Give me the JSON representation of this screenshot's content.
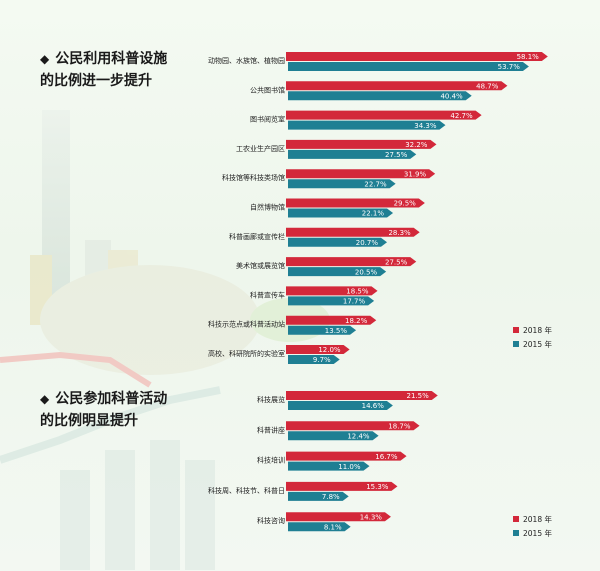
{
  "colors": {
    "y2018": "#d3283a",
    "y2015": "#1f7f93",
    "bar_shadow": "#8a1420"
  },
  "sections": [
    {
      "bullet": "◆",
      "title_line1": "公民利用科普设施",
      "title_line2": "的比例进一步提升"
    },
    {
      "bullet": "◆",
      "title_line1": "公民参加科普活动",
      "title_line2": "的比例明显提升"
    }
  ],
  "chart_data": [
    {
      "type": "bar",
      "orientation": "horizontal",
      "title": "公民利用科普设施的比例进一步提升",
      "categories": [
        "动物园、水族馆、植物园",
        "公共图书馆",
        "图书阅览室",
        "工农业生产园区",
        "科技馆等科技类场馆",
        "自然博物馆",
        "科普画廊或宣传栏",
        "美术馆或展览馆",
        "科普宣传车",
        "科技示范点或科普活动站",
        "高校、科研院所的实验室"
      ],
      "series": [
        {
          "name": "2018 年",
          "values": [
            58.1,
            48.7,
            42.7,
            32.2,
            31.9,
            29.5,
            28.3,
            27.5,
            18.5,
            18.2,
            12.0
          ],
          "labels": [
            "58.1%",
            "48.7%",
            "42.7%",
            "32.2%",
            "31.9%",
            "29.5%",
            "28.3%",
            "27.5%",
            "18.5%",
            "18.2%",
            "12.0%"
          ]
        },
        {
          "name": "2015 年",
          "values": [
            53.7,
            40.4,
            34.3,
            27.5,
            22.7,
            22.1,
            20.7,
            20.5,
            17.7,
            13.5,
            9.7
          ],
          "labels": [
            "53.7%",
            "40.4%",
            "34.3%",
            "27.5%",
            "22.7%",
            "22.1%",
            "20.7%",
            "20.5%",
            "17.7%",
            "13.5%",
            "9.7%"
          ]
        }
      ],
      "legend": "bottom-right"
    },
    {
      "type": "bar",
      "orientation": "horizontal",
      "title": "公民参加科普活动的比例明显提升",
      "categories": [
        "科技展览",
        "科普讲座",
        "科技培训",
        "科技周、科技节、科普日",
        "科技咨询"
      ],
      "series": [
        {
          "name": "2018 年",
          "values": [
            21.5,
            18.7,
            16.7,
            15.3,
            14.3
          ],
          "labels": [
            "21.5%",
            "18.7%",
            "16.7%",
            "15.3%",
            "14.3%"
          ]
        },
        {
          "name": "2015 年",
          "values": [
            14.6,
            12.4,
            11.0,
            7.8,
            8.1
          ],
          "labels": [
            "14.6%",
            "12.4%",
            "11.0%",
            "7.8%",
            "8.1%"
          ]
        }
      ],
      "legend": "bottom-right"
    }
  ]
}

■ ■ ■ ■ ■ ■ ■

● **YOUR TASK**: Print all of the entries word for word. Skip any images they contain.

● **RESPONSE**:
Give me the JSON representation of this screenshot's content.
{
  "colors": {
    "y2018": "#d3283a",
    "y2015": "#1f7f93",
    "bar_shadow": "#8a1420"
  },
  "sections": [
    {
      "bullet": "◆",
      "title_line1": "公民利用科普设施",
      "title_line2": "的比例进一步提升"
    },
    {
      "bullet": "◆",
      "title_line1": "公民参加科普活动",
      "title_line2": "的比例明显提升"
    }
  ],
  "chart_data": [
    {
      "type": "bar",
      "orientation": "horizontal",
      "title": "公民利用科普设施的比例进一步提升",
      "categories": [
        "动物园、水族馆、植物园",
        "公共图书馆",
        "图书阅览室",
        "工农业生产园区",
        "科技馆等科技类场馆",
        "自然博物馆",
        "科普画廊或宣传栏",
        "美术馆或展览馆",
        "科普宣传车",
        "科技示范点或科普活动站",
        "高校、科研院所的实验室"
      ],
      "series": [
        {
          "name": "2018 年",
          "values": [
            58.1,
            48.7,
            42.7,
            32.2,
            31.9,
            29.5,
            28.3,
            27.5,
            18.5,
            18.2,
            12.0
          ],
          "labels": [
            "58.1%",
            "48.7%",
            "42.7%",
            "32.2%",
            "31.9%",
            "29.5%",
            "28.3%",
            "27.5%",
            "18.5%",
            "18.2%",
            "12.0%"
          ]
        },
        {
          "name": "2015 年",
          "values": [
            53.7,
            40.4,
            34.3,
            27.5,
            22.7,
            22.1,
            20.7,
            20.5,
            17.7,
            13.5,
            9.7
          ],
          "labels": [
            "53.7%",
            "40.4%",
            "34.3%",
            "27.5%",
            "22.7%",
            "22.1%",
            "20.7%",
            "20.5%",
            "17.7%",
            "13.5%",
            "9.7%"
          ]
        }
      ],
      "legend": "bottom-right"
    },
    {
      "type": "bar",
      "orientation": "horizontal",
      "title": "公民参加科普活动的比例明显提升",
      "categories": [
        "科技展览",
        "科普讲座",
        "科技培训",
        "科技周、科技节、科普日",
        "科技咨询"
      ],
      "series": [
        {
          "name": "2018 年",
          "values": [
            21.5,
            18.7,
            16.7,
            15.3,
            14.3
          ],
          "labels": [
            "21.5%",
            "18.7%",
            "16.7%",
            "15.3%",
            "14.3%"
          ]
        },
        {
          "name": "2015 年",
          "values": [
            14.6,
            12.4,
            11.0,
            7.8,
            8.1
          ],
          "labels": [
            "14.6%",
            "12.4%",
            "11.0%",
            "7.8%",
            "8.1%"
          ]
        }
      ],
      "legend": "bottom-right"
    }
  ]
}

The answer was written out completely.